Aim of the exercise -
All of the data should be repeated exactly; pictures are not part of the copy.

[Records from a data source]

· · · · ·

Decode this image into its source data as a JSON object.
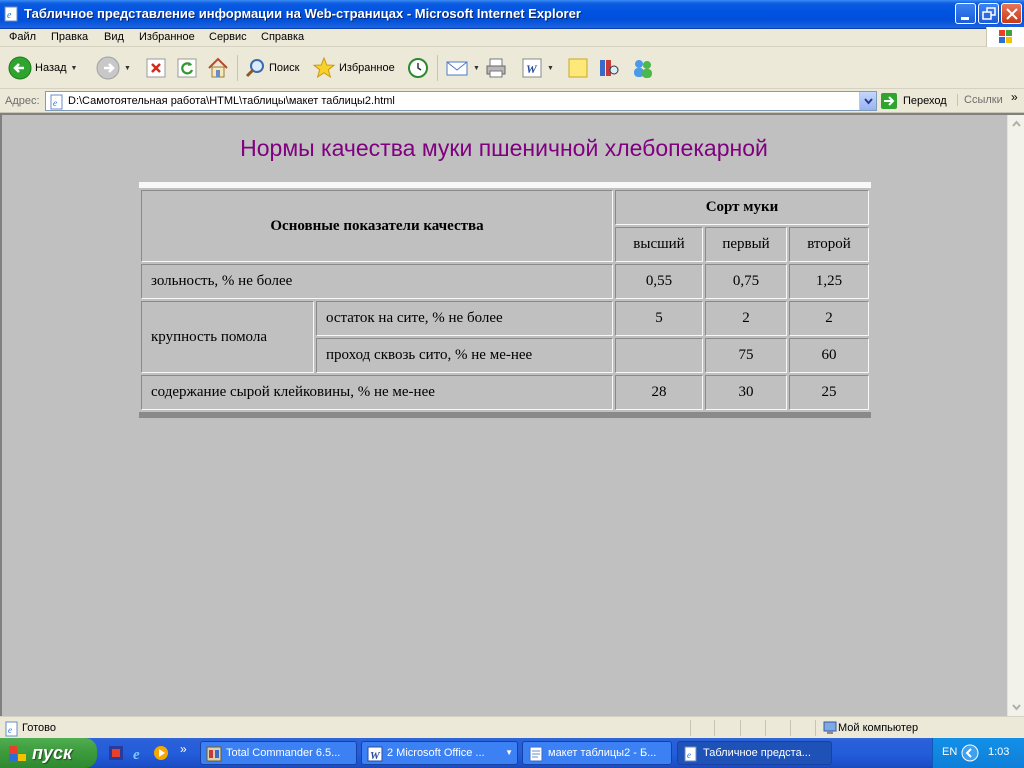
{
  "window": {
    "title": "Табличное представление информации на Web-страницах - Microsoft Internet Explorer"
  },
  "menu": [
    "Файл",
    "Правка",
    "Вид",
    "Избранное",
    "Сервис",
    "Справка"
  ],
  "toolbar": {
    "back": "Назад",
    "search": "Поиск",
    "favorites": "Избранное"
  },
  "address": {
    "label": "Адрес:",
    "url": "D:\\Самотоятельная работа\\HTML\\таблицы\\макет таблицы2.html",
    "go": "Переход",
    "links": "Ссылки"
  },
  "page": {
    "title": "Нормы качества муки пшеничной хлебопекарной",
    "table": {
      "header_main": "Основные показатели качества",
      "header_group": "Сорт муки",
      "grades": [
        "высший",
        "первый",
        "второй"
      ],
      "rows": [
        {
          "label": "зольность, % не более",
          "values": [
            "0,55",
            "0,75",
            "1,25"
          ]
        },
        {
          "group": "крупность помола",
          "label": "остаток на сите, % не более",
          "values": [
            "5",
            "2",
            "2"
          ]
        },
        {
          "label": "проход сквозь сито, % не ме-нее",
          "values": [
            "",
            "75",
            "60"
          ]
        },
        {
          "label": "содержание сырой клейковины, % не ме-нее",
          "values": [
            "28",
            "30",
            "25"
          ]
        }
      ]
    }
  },
  "status": {
    "text": "Готово",
    "zone": "Мой компьютер"
  },
  "taskbar": {
    "start": "пуск",
    "items": [
      "Total Commander 6.5...",
      "2 Microsoft Office ...",
      "макет таблицы2 - Б...",
      "Табличное предста..."
    ],
    "lang": "EN",
    "clock": "1:03"
  },
  "colors": {
    "title_text": "#800080",
    "page_background": "#C0C0C0",
    "titlebar": "#0054E3",
    "taskbar": "#245EDB"
  }
}
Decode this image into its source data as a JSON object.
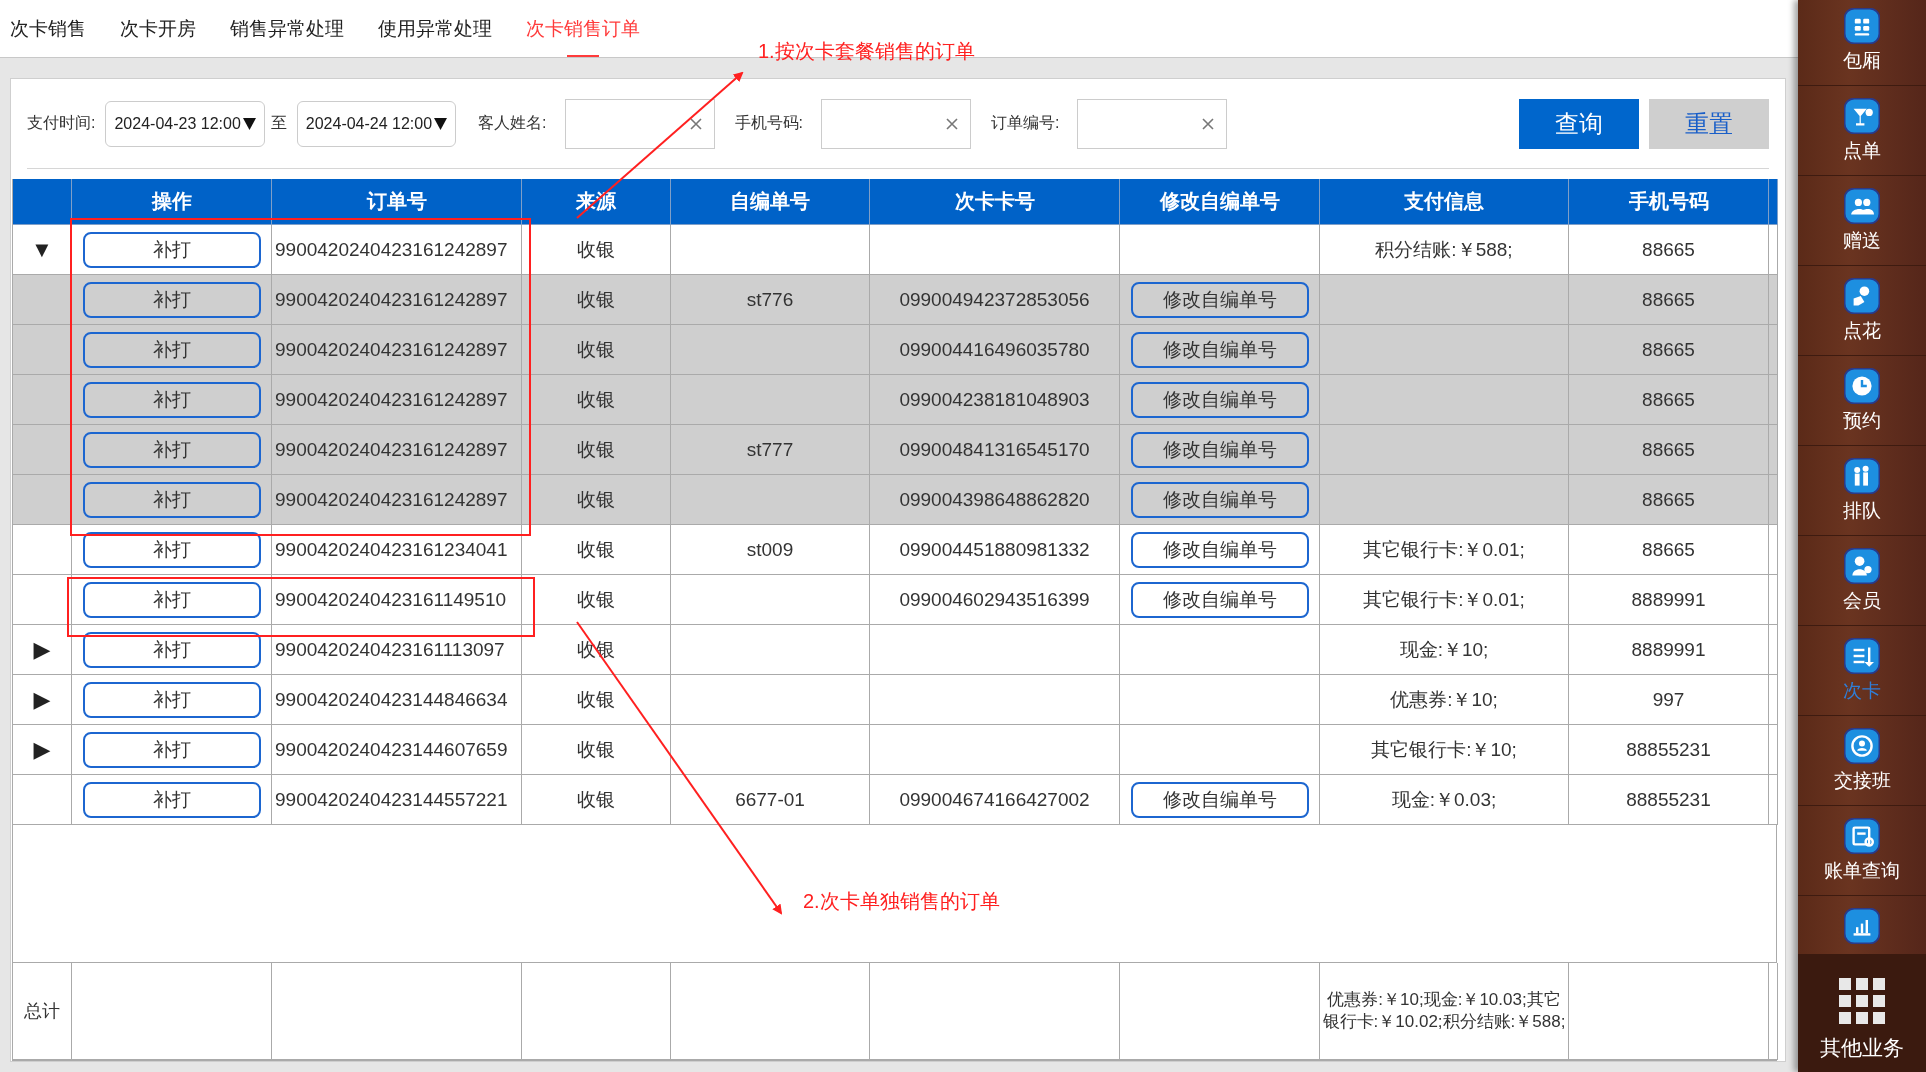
{
  "tabs": [
    {
      "label": "次卡销售",
      "selected": false
    },
    {
      "label": "次卡开房",
      "selected": false
    },
    {
      "label": "销售异常处理",
      "selected": false
    },
    {
      "label": "使用异常处理",
      "selected": false
    },
    {
      "label": "次卡销售订单",
      "selected": true
    }
  ],
  "filters": {
    "pay_time": {
      "label": "支付时间:",
      "from": "2024-04-23 12:00",
      "separator": "至",
      "to": "2024-04-24 12:00"
    },
    "fields": [
      {
        "label": "客人姓名:"
      },
      {
        "label": "手机号码:"
      },
      {
        "label": "订单编号:"
      }
    ],
    "query_button": "查询",
    "reset_button": "重置"
  },
  "table": {
    "columns": [
      "",
      "操作",
      "订单号",
      "来源",
      "自编单号",
      "次卡卡号",
      "修改自编单号",
      "支付信息",
      "手机号码"
    ],
    "rows": [
      {
        "kind": "main",
        "toggle": "▼",
        "print_button": "补打",
        "order_no": "9900420240423161242897",
        "source": "收银",
        "payment": "积分结账:￥588;",
        "phone": "88665"
      },
      {
        "kind": "child",
        "print_button": "补打",
        "order_no": "9900420240423161242897",
        "source": "收银",
        "self_no": "st776",
        "card_no": "099004942372853056",
        "edit_button": "修改自编单号",
        "phone": "88665"
      },
      {
        "kind": "child",
        "print_button": "补打",
        "order_no": "9900420240423161242897",
        "source": "收银",
        "card_no": "099004416496035780",
        "edit_button": "修改自编单号",
        "phone": "88665"
      },
      {
        "kind": "child",
        "print_button": "补打",
        "order_no": "9900420240423161242897",
        "source": "收银",
        "card_no": "099004238181048903",
        "edit_button": "修改自编单号",
        "phone": "88665"
      },
      {
        "kind": "child",
        "print_button": "补打",
        "order_no": "9900420240423161242897",
        "source": "收银",
        "self_no": "st777",
        "card_no": "099004841316545170",
        "edit_button": "修改自编单号",
        "phone": "88665"
      },
      {
        "kind": "child",
        "print_button": "补打",
        "order_no": "9900420240423161242897",
        "source": "收银",
        "card_no": "099004398648862820",
        "edit_button": "修改自编单号",
        "phone": "88665"
      },
      {
        "kind": "main",
        "print_button": "补打",
        "order_no": "9900420240423161234041",
        "source": "收银",
        "self_no": "st009",
        "card_no": "099004451880981332",
        "edit_button": "修改自编单号",
        "payment": "其它银行卡:￥0.01;",
        "phone": "88665"
      },
      {
        "kind": "main",
        "print_button": "补打",
        "order_no": "9900420240423161149510",
        "source": "收银",
        "card_no": "099004602943516399",
        "edit_button": "修改自编单号",
        "payment": "其它银行卡:￥0.01;",
        "phone": "8889991"
      },
      {
        "kind": "main",
        "toggle": "▶",
        "print_button": "补打",
        "order_no": "9900420240423161113097",
        "source": "收银",
        "payment": "现金:￥10;",
        "phone": "8889991"
      },
      {
        "kind": "main",
        "toggle": "▶",
        "print_button": "补打",
        "order_no": "9900420240423144846634",
        "source": "收银",
        "payment": "优惠券:￥10;",
        "phone": "997"
      },
      {
        "kind": "main",
        "toggle": "▶",
        "print_button": "补打",
        "order_no": "9900420240423144607659",
        "source": "收银",
        "payment": "其它银行卡:￥10;",
        "phone": "88855231"
      },
      {
        "kind": "main",
        "print_button": "补打",
        "order_no": "9900420240423144557221",
        "source": "收银",
        "self_no": "6677-01",
        "card_no": "099004674166427002",
        "edit_button": "修改自编单号",
        "payment": "现金:￥0.03;",
        "phone": "88855231"
      }
    ],
    "total": {
      "label": "总计",
      "payment": "优惠券:￥10;现金:￥10.03;其它银行卡:￥10.02;积分结账:￥588;"
    }
  },
  "annotations": [
    {
      "text": "1.按次卡套餐销售的订单"
    },
    {
      "text": "2.次卡单独销售的订单"
    }
  ],
  "sidebar": {
    "items": [
      {
        "label": "包厢",
        "selected": false
      },
      {
        "label": "点单",
        "selected": false
      },
      {
        "label": "赠送",
        "selected": false
      },
      {
        "label": "点花",
        "selected": false
      },
      {
        "label": "预约",
        "selected": false
      },
      {
        "label": "排队",
        "selected": false
      },
      {
        "label": "会员",
        "selected": false
      },
      {
        "label": "次卡",
        "selected": true
      },
      {
        "label": "交接班",
        "selected": false
      },
      {
        "label": "账单查询",
        "selected": false
      },
      {
        "selected": false
      }
    ],
    "more": "其他业务"
  }
}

· · · · ·

Finished answer -
Decode this image into its source data as a JSON object.
{
  "window": {
    "title": "Табличное представление информации на Web-страницах - Microsoft Internet Explorer"
  },
  "menu": [
    "Файл",
    "Правка",
    "Вид",
    "Избранное",
    "Сервис",
    "Справка"
  ],
  "toolbar": {
    "back": "Назад",
    "search": "Поиск",
    "favorites": "Избранное"
  },
  "address": {
    "label": "Адрес:",
    "url": "D:\\Самотоятельная работа\\HTML\\таблицы\\макет таблицы2.html",
    "go": "Переход",
    "links": "Ссылки"
  },
  "page": {
    "title": "Нормы качества муки пшеничной хлебопекарной",
    "table": {
      "header_main": "Основные показатели качества",
      "header_group": "Сорт муки",
      "grades": [
        "высший",
        "первый",
        "второй"
      ],
      "rows": [
        {
          "label": "зольность, % не более",
          "values": [
            "0,55",
            "0,75",
            "1,25"
          ]
        },
        {
          "group": "крупность помола",
          "label": "остаток на сите, % не более",
          "values": [
            "5",
            "2",
            "2"
          ]
        },
        {
          "label": "проход сквозь сито, % не ме-нее",
          "values": [
            "",
            "75",
            "60"
          ]
        },
        {
          "label": "содержание сырой клейковины, % не ме-нее",
          "values": [
            "28",
            "30",
            "25"
          ]
        }
      ]
    }
  },
  "status": {
    "text": "Готово",
    "zone": "Мой компьютер"
  },
  "taskbar": {
    "start": "пуск",
    "items": [
      "Total Commander 6.5...",
      "2 Microsoft Office ...",
      "макет таблицы2 - Б...",
      "Табличное предста..."
    ],
    "lang": "EN",
    "clock": "1:03"
  },
  "colors": {
    "title_text": "#800080",
    "page_background": "#C0C0C0",
    "titlebar": "#0054E3",
    "taskbar": "#245EDB"
  }
}
Decode this image into its source data as a JSON object.
{
  "tabs": [
    {
      "label": "次卡销售",
      "selected": false
    },
    {
      "label": "次卡开房",
      "selected": false
    },
    {
      "label": "销售异常处理",
      "selected": false
    },
    {
      "label": "使用异常处理",
      "selected": false
    },
    {
      "label": "次卡销售订单",
      "selected": true
    }
  ],
  "filters": {
    "pay_time": {
      "label": "支付时间:",
      "from": "2024-04-23 12:00",
      "separator": "至",
      "to": "2024-04-24 12:00"
    },
    "fields": [
      {
        "label": "客人姓名:"
      },
      {
        "label": "手机号码:"
      },
      {
        "label": "订单编号:"
      }
    ],
    "query_button": "查询",
    "reset_button": "重置"
  },
  "table": {
    "columns": [
      "",
      "操作",
      "订单号",
      "来源",
      "自编单号",
      "次卡卡号",
      "修改自编单号",
      "支付信息",
      "手机号码"
    ],
    "rows": [
      {
        "kind": "main",
        "toggle": "▼",
        "print_button": "补打",
        "order_no": "9900420240423161242897",
        "source": "收银",
        "payment": "积分结账:￥588;",
        "phone": "88665"
      },
      {
        "kind": "child",
        "print_button": "补打",
        "order_no": "9900420240423161242897",
        "source": "收银",
        "self_no": "st776",
        "card_no": "099004942372853056",
        "edit_button": "修改自编单号",
        "phone": "88665"
      },
      {
        "kind": "child",
        "print_button": "补打",
        "order_no": "9900420240423161242897",
        "source": "收银",
        "card_no": "099004416496035780",
        "edit_button": "修改自编单号",
        "phone": "88665"
      },
      {
        "kind": "child",
        "print_button": "补打",
        "order_no": "9900420240423161242897",
        "source": "收银",
        "card_no": "099004238181048903",
        "edit_button": "修改自编单号",
        "phone": "88665"
      },
      {
        "kind": "child",
        "print_button": "补打",
        "order_no": "9900420240423161242897",
        "source": "收银",
        "self_no": "st777",
        "card_no": "099004841316545170",
        "edit_button": "修改自编单号",
        "phone": "88665"
      },
      {
        "kind": "child",
        "print_button": "补打",
        "order_no": "9900420240423161242897",
        "source": "收银",
        "card_no": "099004398648862820",
        "edit_button": "修改自编单号",
        "phone": "88665"
      },
      {
        "kind": "main",
        "print_button": "补打",
        "order_no": "9900420240423161234041",
        "source": "收银",
        "self_no": "st009",
        "card_no": "099004451880981332",
        "edit_button": "修改自编单号",
        "payment": "其它银行卡:￥0.01;",
        "phone": "88665"
      },
      {
        "kind": "main",
        "print_button": "补打",
        "order_no": "9900420240423161149510",
        "source": "收银",
        "card_no": "099004602943516399",
        "edit_button": "修改自编单号",
        "payment": "其它银行卡:￥0.01;",
        "phone": "8889991"
      },
      {
        "kind": "main",
        "toggle": "▶",
        "print_button": "补打",
        "order_no": "9900420240423161113097",
        "source": "收银",
        "payment": "现金:￥10;",
        "phone": "8889991"
      },
      {
        "kind": "main",
        "toggle": "▶",
        "print_button": "补打",
        "order_no": "9900420240423144846634",
        "source": "收银",
        "payment": "优惠券:￥10;",
        "phone": "997"
      },
      {
        "kind": "main",
        "toggle": "▶",
        "print_button": "补打",
        "order_no": "9900420240423144607659",
        "source": "收银",
        "payment": "其它银行卡:￥10;",
        "phone": "88855231"
      },
      {
        "kind": "main",
        "print_button": "补打",
        "order_no": "9900420240423144557221",
        "source": "收银",
        "self_no": "6677-01",
        "card_no": "099004674166427002",
        "edit_button": "修改自编单号",
        "payment": "现金:￥0.03;",
        "phone": "88855231"
      }
    ],
    "total": {
      "label": "总计",
      "payment": "优惠券:￥10;现金:￥10.03;其它银行卡:￥10.02;积分结账:￥588;"
    }
  },
  "annotations": [
    {
      "text": "1.按次卡套餐销售的订单"
    },
    {
      "text": "2.次卡单独销售的订单"
    }
  ],
  "sidebar": {
    "items": [
      {
        "label": "包厢",
        "selected": false
      },
      {
        "label": "点单",
        "selected": false
      },
      {
        "label": "赠送",
        "selected": false
      },
      {
        "label": "点花",
        "selected": false
      },
      {
        "label": "预约",
        "selected": false
      },
      {
        "label": "排队",
        "selected": false
      },
      {
        "label": "会员",
        "selected": false
      },
      {
        "label": "次卡",
        "selected": true
      },
      {
        "label": "交接班",
        "selected": false
      },
      {
        "label": "账单查询",
        "selected": false
      },
      {
        "selected": false
      }
    ],
    "more": "其他业务"
  }
}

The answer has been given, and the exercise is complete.